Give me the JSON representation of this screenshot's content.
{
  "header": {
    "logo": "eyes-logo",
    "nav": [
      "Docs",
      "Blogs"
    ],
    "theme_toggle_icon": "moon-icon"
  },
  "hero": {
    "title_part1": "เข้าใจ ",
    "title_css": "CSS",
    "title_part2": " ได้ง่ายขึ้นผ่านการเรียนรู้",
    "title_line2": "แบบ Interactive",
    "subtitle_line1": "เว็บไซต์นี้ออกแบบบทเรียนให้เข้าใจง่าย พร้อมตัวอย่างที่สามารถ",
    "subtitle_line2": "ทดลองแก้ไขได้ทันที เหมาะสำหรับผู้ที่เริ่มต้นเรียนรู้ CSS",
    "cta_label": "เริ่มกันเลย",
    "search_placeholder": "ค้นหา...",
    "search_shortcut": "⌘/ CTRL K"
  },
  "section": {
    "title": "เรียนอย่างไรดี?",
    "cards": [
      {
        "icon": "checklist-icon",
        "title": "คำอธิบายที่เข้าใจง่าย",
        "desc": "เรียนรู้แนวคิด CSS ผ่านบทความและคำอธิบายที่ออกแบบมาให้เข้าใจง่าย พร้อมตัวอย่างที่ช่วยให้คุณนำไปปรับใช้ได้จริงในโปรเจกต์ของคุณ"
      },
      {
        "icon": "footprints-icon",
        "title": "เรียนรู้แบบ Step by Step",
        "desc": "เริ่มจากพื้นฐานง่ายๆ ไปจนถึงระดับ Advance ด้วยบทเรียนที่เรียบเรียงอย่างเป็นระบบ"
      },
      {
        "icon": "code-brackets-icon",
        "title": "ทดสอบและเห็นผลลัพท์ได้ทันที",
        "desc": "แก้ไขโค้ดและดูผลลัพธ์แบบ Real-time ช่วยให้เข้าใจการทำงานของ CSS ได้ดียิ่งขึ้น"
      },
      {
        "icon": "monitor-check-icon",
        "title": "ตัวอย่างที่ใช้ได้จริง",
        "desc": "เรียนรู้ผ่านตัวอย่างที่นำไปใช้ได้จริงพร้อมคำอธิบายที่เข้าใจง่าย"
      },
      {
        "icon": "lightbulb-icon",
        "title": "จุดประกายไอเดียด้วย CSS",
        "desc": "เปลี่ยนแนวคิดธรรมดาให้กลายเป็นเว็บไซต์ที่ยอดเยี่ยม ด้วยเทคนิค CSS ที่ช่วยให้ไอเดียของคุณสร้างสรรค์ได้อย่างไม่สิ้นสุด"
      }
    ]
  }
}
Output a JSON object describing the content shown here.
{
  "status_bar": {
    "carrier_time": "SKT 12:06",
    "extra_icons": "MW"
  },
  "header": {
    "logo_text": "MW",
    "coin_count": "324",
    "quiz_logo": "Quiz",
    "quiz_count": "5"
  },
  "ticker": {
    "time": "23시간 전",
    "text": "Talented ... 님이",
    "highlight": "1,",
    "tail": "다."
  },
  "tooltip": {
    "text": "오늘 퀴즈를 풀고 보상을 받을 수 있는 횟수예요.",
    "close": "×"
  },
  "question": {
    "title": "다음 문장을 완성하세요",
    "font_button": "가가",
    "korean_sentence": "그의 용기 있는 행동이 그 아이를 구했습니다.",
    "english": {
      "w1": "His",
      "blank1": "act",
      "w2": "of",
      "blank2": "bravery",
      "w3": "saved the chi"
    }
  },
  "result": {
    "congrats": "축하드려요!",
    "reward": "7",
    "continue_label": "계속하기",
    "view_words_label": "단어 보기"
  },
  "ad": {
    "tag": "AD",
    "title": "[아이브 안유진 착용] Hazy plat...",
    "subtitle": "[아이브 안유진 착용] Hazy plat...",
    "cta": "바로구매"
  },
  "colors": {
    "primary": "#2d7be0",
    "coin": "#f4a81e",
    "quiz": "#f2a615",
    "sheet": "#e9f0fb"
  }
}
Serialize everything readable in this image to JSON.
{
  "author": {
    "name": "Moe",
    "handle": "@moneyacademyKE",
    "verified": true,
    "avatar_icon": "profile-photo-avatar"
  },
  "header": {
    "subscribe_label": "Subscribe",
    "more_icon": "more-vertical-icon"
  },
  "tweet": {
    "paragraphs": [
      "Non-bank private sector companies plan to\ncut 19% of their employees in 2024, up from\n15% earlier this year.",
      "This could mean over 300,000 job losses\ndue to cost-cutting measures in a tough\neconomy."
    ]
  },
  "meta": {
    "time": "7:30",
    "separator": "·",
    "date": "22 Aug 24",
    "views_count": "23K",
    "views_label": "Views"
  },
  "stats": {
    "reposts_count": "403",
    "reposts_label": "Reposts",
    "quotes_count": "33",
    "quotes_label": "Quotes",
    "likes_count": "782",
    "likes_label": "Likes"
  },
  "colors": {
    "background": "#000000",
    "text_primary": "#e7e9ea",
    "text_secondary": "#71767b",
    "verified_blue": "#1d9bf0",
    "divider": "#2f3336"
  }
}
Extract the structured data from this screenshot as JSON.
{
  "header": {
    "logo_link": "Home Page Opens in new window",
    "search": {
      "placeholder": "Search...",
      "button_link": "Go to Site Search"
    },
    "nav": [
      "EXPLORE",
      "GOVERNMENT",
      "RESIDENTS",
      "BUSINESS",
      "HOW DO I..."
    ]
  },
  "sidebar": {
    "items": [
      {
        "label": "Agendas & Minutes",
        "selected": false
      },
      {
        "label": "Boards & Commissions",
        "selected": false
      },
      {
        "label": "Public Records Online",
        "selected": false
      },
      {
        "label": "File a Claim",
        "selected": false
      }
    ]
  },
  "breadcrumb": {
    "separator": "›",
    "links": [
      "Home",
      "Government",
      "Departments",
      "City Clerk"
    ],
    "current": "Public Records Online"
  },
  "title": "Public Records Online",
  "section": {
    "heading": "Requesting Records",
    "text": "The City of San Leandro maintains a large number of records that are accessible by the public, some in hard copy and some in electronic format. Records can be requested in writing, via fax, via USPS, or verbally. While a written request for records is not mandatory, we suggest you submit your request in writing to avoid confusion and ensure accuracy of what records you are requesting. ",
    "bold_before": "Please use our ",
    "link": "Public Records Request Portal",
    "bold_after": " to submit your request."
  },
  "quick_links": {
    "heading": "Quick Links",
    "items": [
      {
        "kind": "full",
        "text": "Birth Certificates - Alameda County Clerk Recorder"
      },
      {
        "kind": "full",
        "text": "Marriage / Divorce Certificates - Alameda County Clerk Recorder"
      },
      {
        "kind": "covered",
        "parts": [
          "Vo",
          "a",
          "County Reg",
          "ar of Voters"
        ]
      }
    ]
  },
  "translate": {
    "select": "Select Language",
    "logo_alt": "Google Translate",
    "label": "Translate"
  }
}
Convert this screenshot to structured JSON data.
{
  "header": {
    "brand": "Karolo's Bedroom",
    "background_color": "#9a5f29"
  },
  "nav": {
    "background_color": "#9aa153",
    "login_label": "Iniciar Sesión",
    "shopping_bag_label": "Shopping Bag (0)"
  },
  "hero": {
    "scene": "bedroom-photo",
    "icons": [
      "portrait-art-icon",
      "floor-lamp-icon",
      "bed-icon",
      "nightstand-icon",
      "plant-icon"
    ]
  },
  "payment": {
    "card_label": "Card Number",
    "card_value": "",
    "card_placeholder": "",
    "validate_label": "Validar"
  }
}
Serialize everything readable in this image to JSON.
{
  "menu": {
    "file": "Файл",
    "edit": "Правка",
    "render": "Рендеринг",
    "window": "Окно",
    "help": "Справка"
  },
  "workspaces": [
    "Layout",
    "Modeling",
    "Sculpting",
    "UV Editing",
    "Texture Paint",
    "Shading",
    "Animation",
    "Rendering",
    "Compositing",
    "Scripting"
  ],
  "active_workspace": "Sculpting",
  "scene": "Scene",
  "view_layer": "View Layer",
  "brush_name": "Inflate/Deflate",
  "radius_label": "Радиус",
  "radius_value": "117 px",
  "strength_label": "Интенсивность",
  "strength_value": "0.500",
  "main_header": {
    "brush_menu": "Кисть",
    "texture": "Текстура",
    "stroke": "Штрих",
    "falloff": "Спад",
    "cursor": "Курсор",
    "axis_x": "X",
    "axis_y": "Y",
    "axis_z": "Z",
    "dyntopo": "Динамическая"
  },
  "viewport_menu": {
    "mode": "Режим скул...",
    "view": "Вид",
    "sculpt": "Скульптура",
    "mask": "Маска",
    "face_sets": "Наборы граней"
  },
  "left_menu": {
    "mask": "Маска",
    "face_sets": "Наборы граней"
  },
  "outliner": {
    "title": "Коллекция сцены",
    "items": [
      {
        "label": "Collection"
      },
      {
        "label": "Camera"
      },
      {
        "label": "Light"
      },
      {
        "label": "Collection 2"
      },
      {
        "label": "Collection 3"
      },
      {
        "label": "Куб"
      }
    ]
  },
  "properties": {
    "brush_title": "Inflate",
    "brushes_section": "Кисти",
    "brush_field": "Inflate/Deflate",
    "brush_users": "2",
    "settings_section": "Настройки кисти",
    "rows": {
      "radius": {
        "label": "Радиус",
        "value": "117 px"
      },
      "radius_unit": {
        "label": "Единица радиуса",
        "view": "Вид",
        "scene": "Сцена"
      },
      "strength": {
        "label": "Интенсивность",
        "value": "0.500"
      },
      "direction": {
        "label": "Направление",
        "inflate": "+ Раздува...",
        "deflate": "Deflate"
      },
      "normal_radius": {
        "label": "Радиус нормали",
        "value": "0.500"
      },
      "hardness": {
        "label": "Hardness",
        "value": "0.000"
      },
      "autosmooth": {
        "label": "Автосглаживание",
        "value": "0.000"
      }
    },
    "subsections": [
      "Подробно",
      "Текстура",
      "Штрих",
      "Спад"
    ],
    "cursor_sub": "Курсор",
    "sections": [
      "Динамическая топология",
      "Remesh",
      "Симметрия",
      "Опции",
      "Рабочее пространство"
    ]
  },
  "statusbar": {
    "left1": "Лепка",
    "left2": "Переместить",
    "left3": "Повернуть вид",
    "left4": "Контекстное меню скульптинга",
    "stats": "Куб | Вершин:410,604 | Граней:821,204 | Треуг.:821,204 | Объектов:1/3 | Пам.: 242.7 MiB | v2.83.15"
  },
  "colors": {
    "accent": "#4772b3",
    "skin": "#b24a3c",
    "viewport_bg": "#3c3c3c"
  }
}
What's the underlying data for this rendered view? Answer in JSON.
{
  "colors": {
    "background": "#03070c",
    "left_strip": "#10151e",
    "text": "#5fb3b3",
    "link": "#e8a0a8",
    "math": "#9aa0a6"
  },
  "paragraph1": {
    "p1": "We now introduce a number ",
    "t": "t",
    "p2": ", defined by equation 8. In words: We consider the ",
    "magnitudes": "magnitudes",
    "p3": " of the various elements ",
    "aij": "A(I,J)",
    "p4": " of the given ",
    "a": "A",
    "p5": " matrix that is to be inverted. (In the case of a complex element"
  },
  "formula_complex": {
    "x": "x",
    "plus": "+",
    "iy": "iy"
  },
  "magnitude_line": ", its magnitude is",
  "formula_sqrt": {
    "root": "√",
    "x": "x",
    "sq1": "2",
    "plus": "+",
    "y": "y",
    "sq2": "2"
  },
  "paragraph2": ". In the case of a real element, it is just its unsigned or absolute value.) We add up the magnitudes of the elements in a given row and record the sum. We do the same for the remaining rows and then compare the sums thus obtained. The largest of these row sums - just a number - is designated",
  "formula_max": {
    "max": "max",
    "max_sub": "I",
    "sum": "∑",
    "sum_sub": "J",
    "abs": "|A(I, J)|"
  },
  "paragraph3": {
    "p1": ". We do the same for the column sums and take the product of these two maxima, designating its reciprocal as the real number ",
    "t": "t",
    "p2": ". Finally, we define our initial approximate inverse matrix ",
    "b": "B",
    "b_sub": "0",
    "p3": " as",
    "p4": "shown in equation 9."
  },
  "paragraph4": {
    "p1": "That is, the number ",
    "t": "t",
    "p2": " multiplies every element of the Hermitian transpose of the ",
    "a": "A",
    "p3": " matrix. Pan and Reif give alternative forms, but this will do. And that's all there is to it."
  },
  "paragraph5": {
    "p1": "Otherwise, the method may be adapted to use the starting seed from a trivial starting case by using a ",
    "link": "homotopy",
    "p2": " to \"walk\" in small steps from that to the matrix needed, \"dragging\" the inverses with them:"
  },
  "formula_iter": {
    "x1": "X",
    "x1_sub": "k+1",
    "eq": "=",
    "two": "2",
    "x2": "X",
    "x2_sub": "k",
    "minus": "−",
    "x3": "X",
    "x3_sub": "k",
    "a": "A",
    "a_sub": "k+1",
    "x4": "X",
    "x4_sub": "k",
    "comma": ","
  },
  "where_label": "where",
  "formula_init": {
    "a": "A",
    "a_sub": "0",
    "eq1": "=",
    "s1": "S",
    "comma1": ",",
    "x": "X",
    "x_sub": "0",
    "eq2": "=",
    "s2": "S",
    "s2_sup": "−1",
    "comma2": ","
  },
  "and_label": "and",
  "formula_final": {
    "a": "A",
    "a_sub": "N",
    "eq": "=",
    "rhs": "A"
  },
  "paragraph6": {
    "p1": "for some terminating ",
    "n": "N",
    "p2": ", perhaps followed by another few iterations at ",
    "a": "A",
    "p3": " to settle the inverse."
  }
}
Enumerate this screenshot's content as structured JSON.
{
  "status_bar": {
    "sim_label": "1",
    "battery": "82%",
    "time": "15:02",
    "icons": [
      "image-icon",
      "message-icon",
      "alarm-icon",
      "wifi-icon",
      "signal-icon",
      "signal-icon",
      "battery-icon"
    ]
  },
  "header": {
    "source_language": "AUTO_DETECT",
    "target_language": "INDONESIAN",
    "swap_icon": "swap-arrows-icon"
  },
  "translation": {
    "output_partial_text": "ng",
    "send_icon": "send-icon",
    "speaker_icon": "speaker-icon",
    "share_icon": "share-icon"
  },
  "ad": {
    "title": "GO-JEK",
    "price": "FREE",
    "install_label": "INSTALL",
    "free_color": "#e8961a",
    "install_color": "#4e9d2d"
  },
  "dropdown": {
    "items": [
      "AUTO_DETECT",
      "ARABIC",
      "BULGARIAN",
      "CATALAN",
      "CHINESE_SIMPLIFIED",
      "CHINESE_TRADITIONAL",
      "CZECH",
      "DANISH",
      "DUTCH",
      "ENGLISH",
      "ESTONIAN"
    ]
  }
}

> _Task to carry out_: Pull out all lines containing the word "Collection" from the entries above.

> _Solution_:
        "label": "Collection"
        "label": "Collection 2"
        "label": "Collection 3"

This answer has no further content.